== Records supplied

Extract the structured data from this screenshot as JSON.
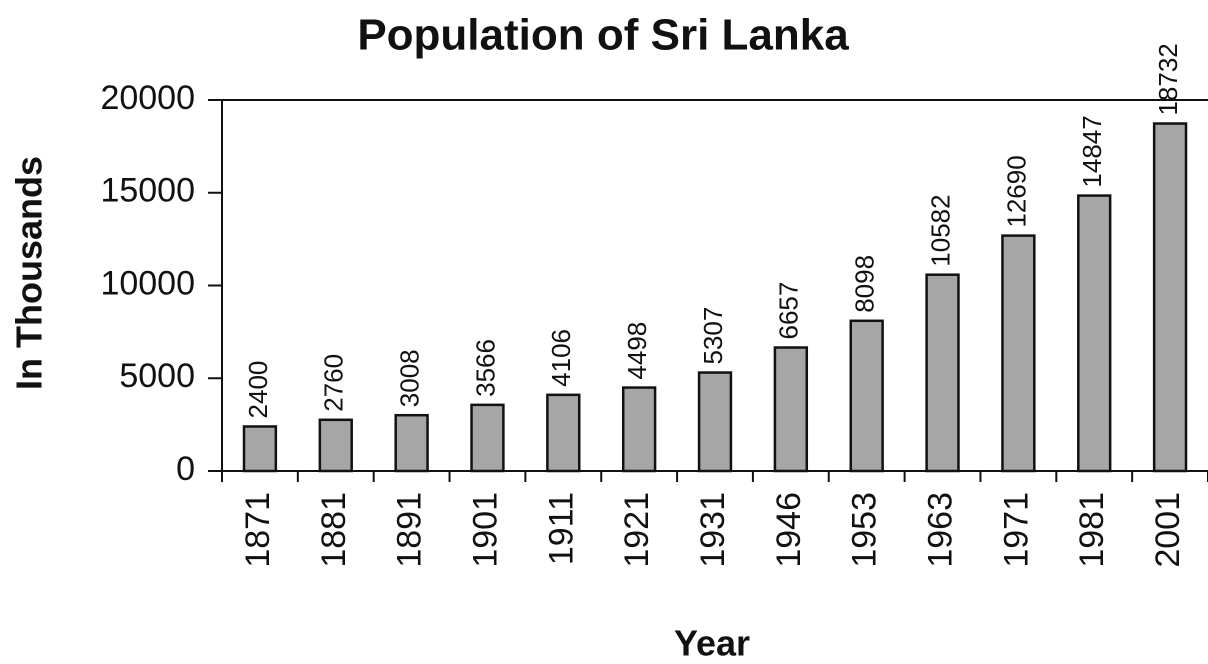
{
  "chart_data": {
    "type": "bar",
    "title": "Population of Sri Lanka",
    "x_label": "Year",
    "y_label": "In Thousands",
    "categories": [
      "1871",
      "1881",
      "1891",
      "1901",
      "1911",
      "1921",
      "1931",
      "1946",
      "1953",
      "1963",
      "1971",
      "1981",
      "2001"
    ],
    "values": [
      2400,
      2760,
      3008,
      3566,
      4106,
      4498,
      5307,
      6657,
      8098,
      10582,
      12690,
      14847,
      18732
    ],
    "color": "#a6a6a6",
    "ylim": [
      0,
      20000
    ],
    "yticks": [
      0,
      5000,
      10000,
      15000,
      20000
    ],
    "grid": false
  }
}
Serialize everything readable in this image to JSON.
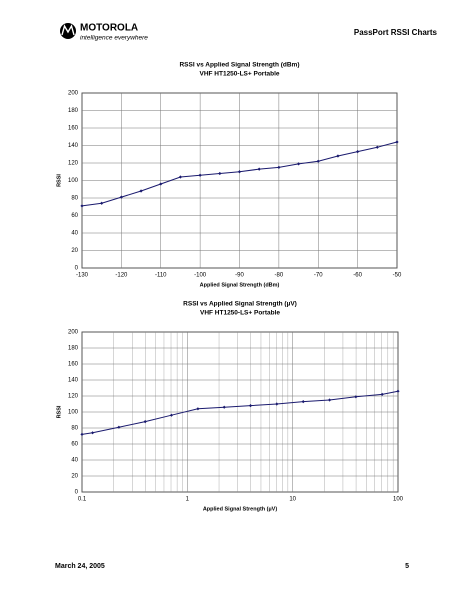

====

▶ [Directions for this task]: Copy out each line word for word, please, skipping the images.

▶ [Result for this exercise]:
Extract the structured data from this screenshot as JSON.
{
  "chart_data": {
    "type": "bar",
    "title": "Population of Sri Lanka",
    "x_label": "Year",
    "y_label": "In Thousands",
    "categories": [
      "1871",
      "1881",
      "1891",
      "1901",
      "1911",
      "1921",
      "1931",
      "1946",
      "1953",
      "1963",
      "1971",
      "1981",
      "2001"
    ],
    "values": [
      2400,
      2760,
      3008,
      3566,
      4106,
      4498,
      5307,
      6657,
      8098,
      10582,
      12690,
      14847,
      18732
    ],
    "color": "#a6a6a6",
    "ylim": [
      0,
      20000
    ],
    "yticks": [
      0,
      5000,
      10000,
      15000,
      20000
    ],
    "grid": false
  }
}
Serialize everything readable in this image to JSON.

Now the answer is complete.